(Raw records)
____________
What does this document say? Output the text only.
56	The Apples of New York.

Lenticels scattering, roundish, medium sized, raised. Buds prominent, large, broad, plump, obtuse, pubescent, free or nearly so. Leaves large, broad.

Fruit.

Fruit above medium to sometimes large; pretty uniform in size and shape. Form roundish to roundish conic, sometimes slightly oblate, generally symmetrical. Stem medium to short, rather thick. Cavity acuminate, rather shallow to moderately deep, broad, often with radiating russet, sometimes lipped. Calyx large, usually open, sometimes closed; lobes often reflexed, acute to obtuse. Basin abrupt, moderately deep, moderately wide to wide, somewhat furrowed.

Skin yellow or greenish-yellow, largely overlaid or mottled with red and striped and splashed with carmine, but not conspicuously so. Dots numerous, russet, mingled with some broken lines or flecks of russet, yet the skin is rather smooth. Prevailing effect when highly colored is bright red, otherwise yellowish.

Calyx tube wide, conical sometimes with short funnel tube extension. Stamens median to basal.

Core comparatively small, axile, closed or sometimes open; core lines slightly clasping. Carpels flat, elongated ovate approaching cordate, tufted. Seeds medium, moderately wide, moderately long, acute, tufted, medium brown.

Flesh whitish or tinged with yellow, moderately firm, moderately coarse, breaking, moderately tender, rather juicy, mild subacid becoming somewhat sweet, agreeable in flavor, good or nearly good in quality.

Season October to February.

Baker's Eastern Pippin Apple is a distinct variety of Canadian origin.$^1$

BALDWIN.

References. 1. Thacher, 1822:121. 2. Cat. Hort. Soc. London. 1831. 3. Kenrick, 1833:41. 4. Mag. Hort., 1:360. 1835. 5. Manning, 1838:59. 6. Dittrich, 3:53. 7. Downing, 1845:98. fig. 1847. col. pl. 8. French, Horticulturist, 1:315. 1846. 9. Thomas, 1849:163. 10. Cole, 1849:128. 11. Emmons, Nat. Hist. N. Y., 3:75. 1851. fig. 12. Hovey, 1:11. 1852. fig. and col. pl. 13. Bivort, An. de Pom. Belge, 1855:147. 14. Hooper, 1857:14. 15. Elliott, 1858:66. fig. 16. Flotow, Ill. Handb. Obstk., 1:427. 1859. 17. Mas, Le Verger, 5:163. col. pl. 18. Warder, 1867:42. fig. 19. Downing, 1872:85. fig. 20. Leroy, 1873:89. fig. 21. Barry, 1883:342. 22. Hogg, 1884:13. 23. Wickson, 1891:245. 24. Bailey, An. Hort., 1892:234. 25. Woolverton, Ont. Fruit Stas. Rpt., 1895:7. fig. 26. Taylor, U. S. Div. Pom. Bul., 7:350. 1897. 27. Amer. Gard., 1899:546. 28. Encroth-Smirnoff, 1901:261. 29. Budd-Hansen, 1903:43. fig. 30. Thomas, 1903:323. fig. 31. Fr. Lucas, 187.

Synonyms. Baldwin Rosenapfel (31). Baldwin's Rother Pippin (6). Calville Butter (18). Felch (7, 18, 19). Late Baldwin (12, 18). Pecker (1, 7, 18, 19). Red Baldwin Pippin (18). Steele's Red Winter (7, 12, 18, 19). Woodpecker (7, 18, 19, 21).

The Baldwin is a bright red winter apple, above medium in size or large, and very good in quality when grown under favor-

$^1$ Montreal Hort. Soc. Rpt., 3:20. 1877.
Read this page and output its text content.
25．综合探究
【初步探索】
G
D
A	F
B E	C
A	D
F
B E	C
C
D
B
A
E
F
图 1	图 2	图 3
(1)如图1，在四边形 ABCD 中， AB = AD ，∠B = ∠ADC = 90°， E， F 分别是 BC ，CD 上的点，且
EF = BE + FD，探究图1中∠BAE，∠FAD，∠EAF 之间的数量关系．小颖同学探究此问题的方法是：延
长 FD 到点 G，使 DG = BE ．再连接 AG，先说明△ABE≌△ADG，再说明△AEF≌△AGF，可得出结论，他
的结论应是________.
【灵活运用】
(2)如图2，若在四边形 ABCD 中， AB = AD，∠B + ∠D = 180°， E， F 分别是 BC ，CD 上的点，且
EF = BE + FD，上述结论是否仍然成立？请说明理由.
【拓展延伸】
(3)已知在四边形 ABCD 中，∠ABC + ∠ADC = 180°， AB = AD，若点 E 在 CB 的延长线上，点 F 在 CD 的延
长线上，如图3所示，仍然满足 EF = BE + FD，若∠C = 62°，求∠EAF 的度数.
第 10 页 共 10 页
____________
● **Requirement**: In the material above, find the lines that contain "quality" and show them.

● **Exercise output**:
Flesh whitish or tinged with yellow, moderately firm, moderately coarse, breaking, moderately tender, rather juicy, mild subacid becoming somewhat sweet, agreeable in flavor, good or nearly good in quality.
The Baldwin is a bright red winter apple, above medium in size or large, and very good in quality when grown under favor-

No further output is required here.